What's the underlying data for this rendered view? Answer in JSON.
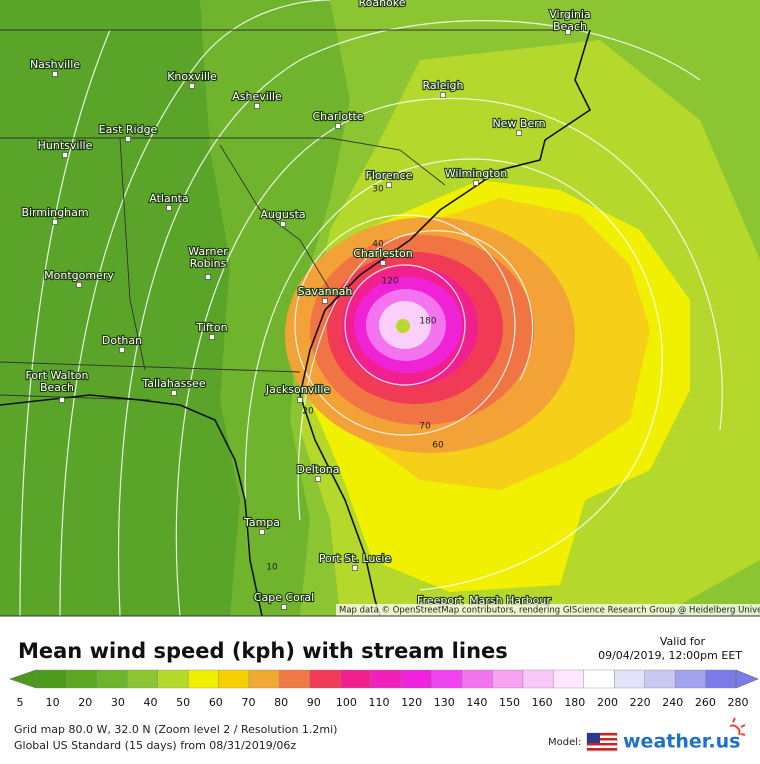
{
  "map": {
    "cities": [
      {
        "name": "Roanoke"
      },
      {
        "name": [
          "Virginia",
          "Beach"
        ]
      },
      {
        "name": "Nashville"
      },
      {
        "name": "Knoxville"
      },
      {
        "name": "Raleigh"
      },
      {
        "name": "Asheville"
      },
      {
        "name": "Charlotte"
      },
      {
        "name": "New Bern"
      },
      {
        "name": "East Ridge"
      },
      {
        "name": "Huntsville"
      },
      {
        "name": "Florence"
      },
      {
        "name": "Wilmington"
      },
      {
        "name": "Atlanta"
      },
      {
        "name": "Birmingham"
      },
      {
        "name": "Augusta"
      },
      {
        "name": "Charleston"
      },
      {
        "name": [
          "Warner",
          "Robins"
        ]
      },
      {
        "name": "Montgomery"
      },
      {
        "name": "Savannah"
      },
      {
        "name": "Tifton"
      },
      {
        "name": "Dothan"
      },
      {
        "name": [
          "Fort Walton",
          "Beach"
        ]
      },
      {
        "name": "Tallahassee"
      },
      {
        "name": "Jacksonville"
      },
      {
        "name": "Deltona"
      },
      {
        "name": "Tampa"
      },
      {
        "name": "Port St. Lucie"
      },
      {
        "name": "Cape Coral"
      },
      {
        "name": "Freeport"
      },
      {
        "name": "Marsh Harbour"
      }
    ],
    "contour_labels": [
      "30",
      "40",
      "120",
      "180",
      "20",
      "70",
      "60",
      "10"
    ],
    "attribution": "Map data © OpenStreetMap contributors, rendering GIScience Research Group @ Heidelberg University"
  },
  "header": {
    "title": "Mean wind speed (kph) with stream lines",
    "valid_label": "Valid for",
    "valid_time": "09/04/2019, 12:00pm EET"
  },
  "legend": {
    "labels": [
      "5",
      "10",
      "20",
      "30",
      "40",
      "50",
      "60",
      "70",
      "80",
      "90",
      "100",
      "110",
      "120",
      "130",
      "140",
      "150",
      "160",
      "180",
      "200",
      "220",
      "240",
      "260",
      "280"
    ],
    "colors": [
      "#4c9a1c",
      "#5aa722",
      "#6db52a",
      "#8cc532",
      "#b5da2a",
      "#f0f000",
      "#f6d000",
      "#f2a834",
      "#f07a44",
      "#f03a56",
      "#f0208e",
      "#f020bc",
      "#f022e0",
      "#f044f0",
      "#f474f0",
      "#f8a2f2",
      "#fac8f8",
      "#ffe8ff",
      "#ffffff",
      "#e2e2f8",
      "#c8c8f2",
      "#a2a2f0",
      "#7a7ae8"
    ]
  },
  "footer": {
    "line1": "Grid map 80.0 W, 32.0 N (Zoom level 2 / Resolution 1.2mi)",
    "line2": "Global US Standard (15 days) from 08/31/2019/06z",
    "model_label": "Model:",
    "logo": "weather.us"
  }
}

To be done:
Skipping the pictures, transcribe each line above exactly as it appears.

Final result:
What's the underlying data for this rendered view? Answer in JSON.
{
  "map": {
    "cities": [
      {
        "name": "Roanoke"
      },
      {
        "name": [
          "Virginia",
          "Beach"
        ]
      },
      {
        "name": "Nashville"
      },
      {
        "name": "Knoxville"
      },
      {
        "name": "Raleigh"
      },
      {
        "name": "Asheville"
      },
      {
        "name": "Charlotte"
      },
      {
        "name": "New Bern"
      },
      {
        "name": "East Ridge"
      },
      {
        "name": "Huntsville"
      },
      {
        "name": "Florence"
      },
      {
        "name": "Wilmington"
      },
      {
        "name": "Atlanta"
      },
      {
        "name": "Birmingham"
      },
      {
        "name": "Augusta"
      },
      {
        "name": "Charleston"
      },
      {
        "name": [
          "Warner",
          "Robins"
        ]
      },
      {
        "name": "Montgomery"
      },
      {
        "name": "Savannah"
      },
      {
        "name": "Tifton"
      },
      {
        "name": "Dothan"
      },
      {
        "name": [
          "Fort Walton",
          "Beach"
        ]
      },
      {
        "name": "Tallahassee"
      },
      {
        "name": "Jacksonville"
      },
      {
        "name": "Deltona"
      },
      {
        "name": "Tampa"
      },
      {
        "name": "Port St. Lucie"
      },
      {
        "name": "Cape Coral"
      },
      {
        "name": "Freeport"
      },
      {
        "name": "Marsh Harbour"
      }
    ],
    "contour_labels": [
      "30",
      "40",
      "120",
      "180",
      "20",
      "70",
      "60",
      "10"
    ],
    "attribution": "Map data © OpenStreetMap contributors, rendering GIScience Research Group @ Heidelberg University"
  },
  "header": {
    "title": "Mean wind speed (kph) with stream lines",
    "valid_label": "Valid for",
    "valid_time": "09/04/2019, 12:00pm EET"
  },
  "legend": {
    "labels": [
      "5",
      "10",
      "20",
      "30",
      "40",
      "50",
      "60",
      "70",
      "80",
      "90",
      "100",
      "110",
      "120",
      "130",
      "140",
      "150",
      "160",
      "180",
      "200",
      "220",
      "240",
      "260",
      "280"
    ],
    "colors": [
      "#4c9a1c",
      "#5aa722",
      "#6db52a",
      "#8cc532",
      "#b5da2a",
      "#f0f000",
      "#f6d000",
      "#f2a834",
      "#f07a44",
      "#f03a56",
      "#f0208e",
      "#f020bc",
      "#f022e0",
      "#f044f0",
      "#f474f0",
      "#f8a2f2",
      "#fac8f8",
      "#ffe8ff",
      "#ffffff",
      "#e2e2f8",
      "#c8c8f2",
      "#a2a2f0",
      "#7a7ae8"
    ]
  },
  "footer": {
    "line1": "Grid map 80.0 W, 32.0 N (Zoom level 2 / Resolution 1.2mi)",
    "line2": "Global US Standard (15 days) from 08/31/2019/06z",
    "model_label": "Model:",
    "logo": "weather.us"
  }
}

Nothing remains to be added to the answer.